> **TO BE DONE**
Find every line of the listing below where "Wind" appears, and copy it.

> **DATA FOR THE TASK**
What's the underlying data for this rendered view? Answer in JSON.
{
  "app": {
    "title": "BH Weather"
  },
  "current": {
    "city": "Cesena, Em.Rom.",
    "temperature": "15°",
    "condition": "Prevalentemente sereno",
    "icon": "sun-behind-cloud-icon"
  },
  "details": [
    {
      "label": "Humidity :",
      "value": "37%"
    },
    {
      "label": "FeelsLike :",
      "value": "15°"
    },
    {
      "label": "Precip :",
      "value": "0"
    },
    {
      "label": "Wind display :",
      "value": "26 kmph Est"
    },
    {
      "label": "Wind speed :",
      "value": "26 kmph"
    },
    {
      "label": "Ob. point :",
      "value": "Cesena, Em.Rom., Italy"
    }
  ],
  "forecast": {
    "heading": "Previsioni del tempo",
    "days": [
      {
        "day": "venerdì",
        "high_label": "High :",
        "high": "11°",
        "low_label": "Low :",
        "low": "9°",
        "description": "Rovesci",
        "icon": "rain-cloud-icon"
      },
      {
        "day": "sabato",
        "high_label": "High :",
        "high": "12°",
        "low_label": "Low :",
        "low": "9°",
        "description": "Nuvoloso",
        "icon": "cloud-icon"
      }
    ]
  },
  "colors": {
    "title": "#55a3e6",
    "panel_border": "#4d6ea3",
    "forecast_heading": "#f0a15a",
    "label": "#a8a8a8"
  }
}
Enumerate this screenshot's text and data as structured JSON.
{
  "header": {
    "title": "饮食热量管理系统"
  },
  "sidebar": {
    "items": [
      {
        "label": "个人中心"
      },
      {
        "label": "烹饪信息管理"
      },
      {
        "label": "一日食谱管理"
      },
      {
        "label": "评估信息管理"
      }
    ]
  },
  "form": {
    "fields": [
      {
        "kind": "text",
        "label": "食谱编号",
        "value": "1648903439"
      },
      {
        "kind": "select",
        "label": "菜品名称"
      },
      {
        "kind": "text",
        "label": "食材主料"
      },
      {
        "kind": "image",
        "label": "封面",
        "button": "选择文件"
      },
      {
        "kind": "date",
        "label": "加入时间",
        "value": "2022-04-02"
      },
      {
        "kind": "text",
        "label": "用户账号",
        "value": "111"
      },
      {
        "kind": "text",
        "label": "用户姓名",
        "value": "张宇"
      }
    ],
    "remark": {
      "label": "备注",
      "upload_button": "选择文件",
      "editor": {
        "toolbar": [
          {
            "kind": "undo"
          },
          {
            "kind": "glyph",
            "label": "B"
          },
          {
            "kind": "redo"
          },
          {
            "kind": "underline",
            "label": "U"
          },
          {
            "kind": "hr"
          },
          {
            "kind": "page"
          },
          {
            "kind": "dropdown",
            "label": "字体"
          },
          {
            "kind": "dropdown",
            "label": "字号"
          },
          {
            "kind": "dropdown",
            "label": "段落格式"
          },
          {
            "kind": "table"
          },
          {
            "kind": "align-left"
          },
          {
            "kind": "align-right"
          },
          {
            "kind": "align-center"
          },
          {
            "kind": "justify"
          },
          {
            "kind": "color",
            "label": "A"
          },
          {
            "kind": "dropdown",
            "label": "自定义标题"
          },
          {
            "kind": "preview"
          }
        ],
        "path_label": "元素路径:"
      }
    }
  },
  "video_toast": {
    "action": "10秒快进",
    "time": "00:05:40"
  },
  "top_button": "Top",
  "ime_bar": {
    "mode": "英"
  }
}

> **REPLY TO THE EXERCISE**
      "label": "Wind display :",
      "label": "Wind speed :",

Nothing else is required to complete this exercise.